■ OBJECTIVE: Copy out each line containing "name" from the entries below.

■ DATA FOR PROCESSING:

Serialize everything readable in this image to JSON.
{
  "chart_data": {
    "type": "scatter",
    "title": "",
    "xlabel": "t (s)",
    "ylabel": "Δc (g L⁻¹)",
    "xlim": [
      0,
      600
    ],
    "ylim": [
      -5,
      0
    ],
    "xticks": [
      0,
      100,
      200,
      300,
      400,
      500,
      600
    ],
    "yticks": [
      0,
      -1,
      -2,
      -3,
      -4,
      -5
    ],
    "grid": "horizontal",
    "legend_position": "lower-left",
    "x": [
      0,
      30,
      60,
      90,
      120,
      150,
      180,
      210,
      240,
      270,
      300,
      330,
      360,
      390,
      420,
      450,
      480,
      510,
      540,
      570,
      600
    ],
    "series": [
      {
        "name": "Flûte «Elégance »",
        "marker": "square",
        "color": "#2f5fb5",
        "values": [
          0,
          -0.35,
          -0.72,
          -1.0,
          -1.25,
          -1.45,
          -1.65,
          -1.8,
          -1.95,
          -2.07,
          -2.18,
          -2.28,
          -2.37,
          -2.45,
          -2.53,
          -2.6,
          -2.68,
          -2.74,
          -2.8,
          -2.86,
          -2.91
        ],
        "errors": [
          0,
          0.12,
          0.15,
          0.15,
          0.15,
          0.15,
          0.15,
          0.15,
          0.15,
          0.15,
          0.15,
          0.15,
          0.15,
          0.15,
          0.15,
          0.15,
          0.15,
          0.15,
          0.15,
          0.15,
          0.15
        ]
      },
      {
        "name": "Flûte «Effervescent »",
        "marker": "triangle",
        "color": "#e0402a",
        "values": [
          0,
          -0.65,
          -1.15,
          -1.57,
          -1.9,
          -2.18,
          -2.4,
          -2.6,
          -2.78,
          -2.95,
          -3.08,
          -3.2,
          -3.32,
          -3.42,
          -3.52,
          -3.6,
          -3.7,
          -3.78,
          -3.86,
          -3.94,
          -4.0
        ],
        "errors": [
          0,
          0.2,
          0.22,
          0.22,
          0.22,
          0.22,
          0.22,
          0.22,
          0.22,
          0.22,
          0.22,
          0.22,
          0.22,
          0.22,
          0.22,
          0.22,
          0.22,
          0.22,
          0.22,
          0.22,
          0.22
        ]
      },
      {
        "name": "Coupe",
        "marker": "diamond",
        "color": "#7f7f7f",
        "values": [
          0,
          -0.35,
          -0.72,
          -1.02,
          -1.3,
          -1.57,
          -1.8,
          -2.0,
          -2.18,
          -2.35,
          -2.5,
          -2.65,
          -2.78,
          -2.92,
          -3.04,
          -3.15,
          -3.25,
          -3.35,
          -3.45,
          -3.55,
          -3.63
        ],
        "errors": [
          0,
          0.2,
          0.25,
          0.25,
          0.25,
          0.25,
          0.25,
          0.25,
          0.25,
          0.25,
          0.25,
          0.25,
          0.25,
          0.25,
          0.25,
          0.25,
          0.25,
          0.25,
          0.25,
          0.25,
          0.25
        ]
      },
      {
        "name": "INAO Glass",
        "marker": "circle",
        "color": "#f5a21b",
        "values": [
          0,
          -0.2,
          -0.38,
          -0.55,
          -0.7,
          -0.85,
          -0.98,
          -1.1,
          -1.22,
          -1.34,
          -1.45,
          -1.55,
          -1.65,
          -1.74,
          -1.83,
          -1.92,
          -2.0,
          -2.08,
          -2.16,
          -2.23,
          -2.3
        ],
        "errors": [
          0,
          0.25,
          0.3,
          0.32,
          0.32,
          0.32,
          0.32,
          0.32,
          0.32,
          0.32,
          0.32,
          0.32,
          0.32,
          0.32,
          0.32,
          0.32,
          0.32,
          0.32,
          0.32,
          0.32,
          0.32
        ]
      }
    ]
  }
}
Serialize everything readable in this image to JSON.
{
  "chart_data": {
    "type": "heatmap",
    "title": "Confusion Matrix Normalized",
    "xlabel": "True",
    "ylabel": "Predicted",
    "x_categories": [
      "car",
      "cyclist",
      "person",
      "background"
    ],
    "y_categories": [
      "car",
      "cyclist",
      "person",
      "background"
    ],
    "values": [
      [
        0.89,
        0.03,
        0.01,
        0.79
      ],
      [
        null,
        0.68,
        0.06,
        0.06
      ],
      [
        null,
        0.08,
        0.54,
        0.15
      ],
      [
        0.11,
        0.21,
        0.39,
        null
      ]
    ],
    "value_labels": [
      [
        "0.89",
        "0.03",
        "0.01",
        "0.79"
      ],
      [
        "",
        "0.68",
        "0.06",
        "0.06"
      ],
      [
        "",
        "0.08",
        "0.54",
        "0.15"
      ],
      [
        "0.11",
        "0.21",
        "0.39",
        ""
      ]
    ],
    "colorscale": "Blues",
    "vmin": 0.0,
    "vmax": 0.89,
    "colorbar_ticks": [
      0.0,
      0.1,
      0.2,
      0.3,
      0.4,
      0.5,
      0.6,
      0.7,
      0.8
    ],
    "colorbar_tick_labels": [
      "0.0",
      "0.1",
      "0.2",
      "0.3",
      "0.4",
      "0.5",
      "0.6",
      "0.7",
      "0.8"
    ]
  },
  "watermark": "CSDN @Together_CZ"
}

■ OUTPUT OF THE TASK:
        "name": "Flûte «Elégance »",
        "name": "Flûte «Effervescent »",
        "name": "Coupe",
        "name": "INAO Glass",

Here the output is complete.